-- start --

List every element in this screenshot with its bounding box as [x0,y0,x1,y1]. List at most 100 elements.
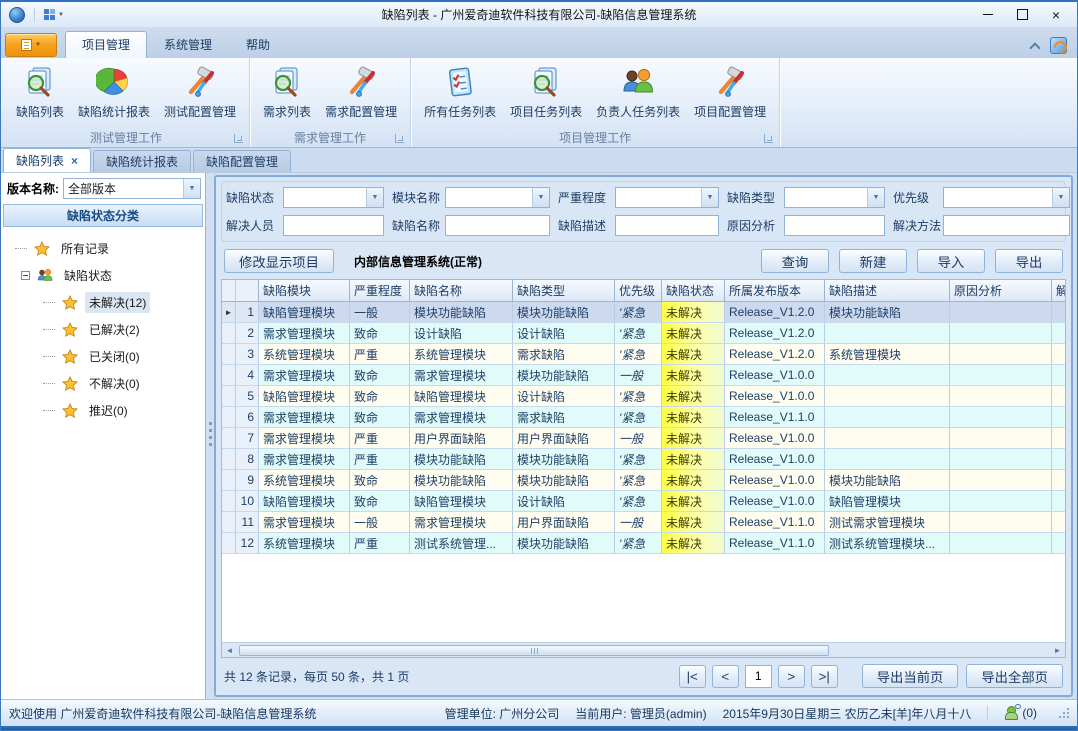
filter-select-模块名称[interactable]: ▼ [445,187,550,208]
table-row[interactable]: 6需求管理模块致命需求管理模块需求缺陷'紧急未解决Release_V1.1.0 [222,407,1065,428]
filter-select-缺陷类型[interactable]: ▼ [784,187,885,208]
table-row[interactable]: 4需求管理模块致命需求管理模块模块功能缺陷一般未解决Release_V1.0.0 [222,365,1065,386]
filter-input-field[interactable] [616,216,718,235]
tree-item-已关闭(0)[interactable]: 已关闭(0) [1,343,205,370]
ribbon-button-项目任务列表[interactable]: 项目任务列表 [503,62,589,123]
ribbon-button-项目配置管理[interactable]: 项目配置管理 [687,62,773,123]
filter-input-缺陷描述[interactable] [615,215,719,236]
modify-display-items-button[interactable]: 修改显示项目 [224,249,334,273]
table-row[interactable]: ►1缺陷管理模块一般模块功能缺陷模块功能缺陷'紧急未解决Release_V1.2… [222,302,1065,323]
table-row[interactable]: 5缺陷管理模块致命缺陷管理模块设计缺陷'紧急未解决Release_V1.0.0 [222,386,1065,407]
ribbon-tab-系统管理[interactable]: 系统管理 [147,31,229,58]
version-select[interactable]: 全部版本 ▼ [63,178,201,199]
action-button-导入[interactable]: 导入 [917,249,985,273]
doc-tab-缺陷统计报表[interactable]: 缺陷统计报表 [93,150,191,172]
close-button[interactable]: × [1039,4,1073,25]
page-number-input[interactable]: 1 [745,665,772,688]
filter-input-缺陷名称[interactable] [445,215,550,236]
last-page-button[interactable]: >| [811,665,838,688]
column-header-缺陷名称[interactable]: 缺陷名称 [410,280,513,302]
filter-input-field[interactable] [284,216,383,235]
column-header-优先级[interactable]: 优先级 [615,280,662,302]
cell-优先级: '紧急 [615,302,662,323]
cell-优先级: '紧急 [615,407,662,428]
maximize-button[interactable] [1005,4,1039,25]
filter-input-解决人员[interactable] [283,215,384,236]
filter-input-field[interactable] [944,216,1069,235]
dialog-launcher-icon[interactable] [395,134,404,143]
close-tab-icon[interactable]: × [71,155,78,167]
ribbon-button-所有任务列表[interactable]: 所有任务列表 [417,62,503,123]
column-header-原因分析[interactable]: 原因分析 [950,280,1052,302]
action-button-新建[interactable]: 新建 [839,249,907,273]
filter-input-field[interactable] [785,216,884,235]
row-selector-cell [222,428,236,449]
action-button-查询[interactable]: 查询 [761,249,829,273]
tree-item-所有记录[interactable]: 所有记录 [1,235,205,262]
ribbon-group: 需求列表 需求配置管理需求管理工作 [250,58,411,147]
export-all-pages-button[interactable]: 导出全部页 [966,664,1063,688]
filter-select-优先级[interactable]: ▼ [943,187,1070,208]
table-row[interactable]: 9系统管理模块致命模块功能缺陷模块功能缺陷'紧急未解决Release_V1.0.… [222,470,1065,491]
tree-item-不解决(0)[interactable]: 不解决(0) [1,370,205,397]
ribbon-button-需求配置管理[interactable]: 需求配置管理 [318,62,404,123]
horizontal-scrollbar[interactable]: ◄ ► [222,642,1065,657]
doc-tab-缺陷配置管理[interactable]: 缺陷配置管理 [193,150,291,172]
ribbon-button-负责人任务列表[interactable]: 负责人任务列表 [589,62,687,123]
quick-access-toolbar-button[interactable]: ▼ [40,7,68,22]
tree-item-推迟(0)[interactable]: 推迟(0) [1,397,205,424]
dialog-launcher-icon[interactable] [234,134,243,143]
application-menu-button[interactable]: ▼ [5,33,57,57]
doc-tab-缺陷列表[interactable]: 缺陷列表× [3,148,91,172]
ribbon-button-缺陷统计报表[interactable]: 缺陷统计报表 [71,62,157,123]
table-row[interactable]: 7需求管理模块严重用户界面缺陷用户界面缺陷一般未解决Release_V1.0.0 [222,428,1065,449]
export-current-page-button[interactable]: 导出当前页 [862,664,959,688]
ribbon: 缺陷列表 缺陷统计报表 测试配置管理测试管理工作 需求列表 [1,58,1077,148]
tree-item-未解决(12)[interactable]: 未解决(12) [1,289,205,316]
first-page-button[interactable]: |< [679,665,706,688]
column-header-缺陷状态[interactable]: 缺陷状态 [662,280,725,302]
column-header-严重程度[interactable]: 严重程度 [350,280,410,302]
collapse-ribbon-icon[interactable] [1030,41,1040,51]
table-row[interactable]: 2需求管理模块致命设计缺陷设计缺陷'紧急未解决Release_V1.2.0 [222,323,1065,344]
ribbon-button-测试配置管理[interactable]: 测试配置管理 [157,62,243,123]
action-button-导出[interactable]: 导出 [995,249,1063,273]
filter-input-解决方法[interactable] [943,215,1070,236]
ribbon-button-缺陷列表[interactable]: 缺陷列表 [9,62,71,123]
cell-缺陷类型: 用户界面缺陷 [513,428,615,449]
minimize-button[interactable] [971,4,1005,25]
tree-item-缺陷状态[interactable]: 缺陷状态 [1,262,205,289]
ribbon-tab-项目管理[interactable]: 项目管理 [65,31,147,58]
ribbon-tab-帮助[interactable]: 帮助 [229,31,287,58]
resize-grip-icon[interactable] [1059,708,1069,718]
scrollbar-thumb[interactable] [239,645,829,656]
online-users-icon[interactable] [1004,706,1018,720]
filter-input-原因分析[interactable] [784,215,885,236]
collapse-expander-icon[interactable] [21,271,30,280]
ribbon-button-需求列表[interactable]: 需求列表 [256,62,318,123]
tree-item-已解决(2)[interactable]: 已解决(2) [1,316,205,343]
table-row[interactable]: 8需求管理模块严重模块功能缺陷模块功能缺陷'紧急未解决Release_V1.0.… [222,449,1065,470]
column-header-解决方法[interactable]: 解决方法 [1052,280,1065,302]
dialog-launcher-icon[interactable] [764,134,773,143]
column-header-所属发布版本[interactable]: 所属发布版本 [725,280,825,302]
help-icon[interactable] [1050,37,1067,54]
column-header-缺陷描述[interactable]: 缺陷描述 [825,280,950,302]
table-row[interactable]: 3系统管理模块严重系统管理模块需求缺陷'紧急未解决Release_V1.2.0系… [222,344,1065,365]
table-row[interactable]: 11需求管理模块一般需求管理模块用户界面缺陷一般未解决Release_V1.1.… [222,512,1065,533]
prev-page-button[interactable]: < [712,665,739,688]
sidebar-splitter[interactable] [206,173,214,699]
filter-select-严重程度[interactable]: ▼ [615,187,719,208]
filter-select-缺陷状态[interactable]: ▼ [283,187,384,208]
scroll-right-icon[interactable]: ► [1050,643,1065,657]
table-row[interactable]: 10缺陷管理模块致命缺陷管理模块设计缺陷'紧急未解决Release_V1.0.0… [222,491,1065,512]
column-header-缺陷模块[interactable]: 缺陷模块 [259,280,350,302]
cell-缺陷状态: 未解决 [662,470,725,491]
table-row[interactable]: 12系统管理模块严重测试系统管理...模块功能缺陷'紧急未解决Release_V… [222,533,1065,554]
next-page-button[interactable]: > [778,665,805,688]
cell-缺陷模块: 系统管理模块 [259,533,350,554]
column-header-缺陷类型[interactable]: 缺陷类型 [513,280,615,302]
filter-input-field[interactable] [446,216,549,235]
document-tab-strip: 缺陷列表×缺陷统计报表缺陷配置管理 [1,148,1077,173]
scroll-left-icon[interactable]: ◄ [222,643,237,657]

-- end --

◆ What to work on ◆
Copy out only the data from the line with "filter-select-模块名称[interactable]: ▼ [445,187,550,208]" up to and including the line with "column-header-缺陷名称[interactable]: 缺陷名称 [410,280,513,302]", swapping "table-row" for "grid-row" and leaving everything else unchanged.

◆ Reply ◆
filter-select-模块名称[interactable]: ▼ [445,187,550,208]
grid-row[interactable]: 6需求管理模块致命需求管理模块需求缺陷'紧急未解决Release_V1.1.0 [222,407,1065,428]
filter-select-缺陷类型[interactable]: ▼ [784,187,885,208]
grid-row[interactable]: 4需求管理模块致命需求管理模块模块功能缺陷一般未解决Release_V1.0.0 [222,365,1065,386]
filter-input-field[interactable] [616,216,718,235]
tree-item-已关闭(0)[interactable]: 已关闭(0) [1,343,205,370]
ribbon-button-项目任务列表[interactable]: 项目任务列表 [503,62,589,123]
ribbon-button-项目配置管理[interactable]: 项目配置管理 [687,62,773,123]
filter-input-缺陷描述[interactable] [615,215,719,236]
modify-display-items-button[interactable]: 修改显示项目 [224,249,334,273]
grid-row[interactable]: ►1缺陷管理模块一般模块功能缺陷模块功能缺陷'紧急未解决Release_V1.2… [222,302,1065,323]
grid-row[interactable]: 5缺陷管理模块致命缺陷管理模块设计缺陷'紧急未解决Release_V1.0.0 [222,386,1065,407]
ribbon-tab-系统管理[interactable]: 系统管理 [147,31,229,58]
version-select[interactable]: 全部版本 ▼ [63,178,201,199]
action-button-导入[interactable]: 导入 [917,249,985,273]
doc-tab-缺陷统计报表[interactable]: 缺陷统计报表 [93,150,191,172]
close-button[interactable]: × [1039,4,1073,25]
page-number-input[interactable]: 1 [745,665,772,688]
filter-input-缺陷名称[interactable] [445,215,550,236]
last-page-button[interactable]: >| [811,665,838,688]
column-header-缺陷名称[interactable]: 缺陷名称 [410,280,513,302]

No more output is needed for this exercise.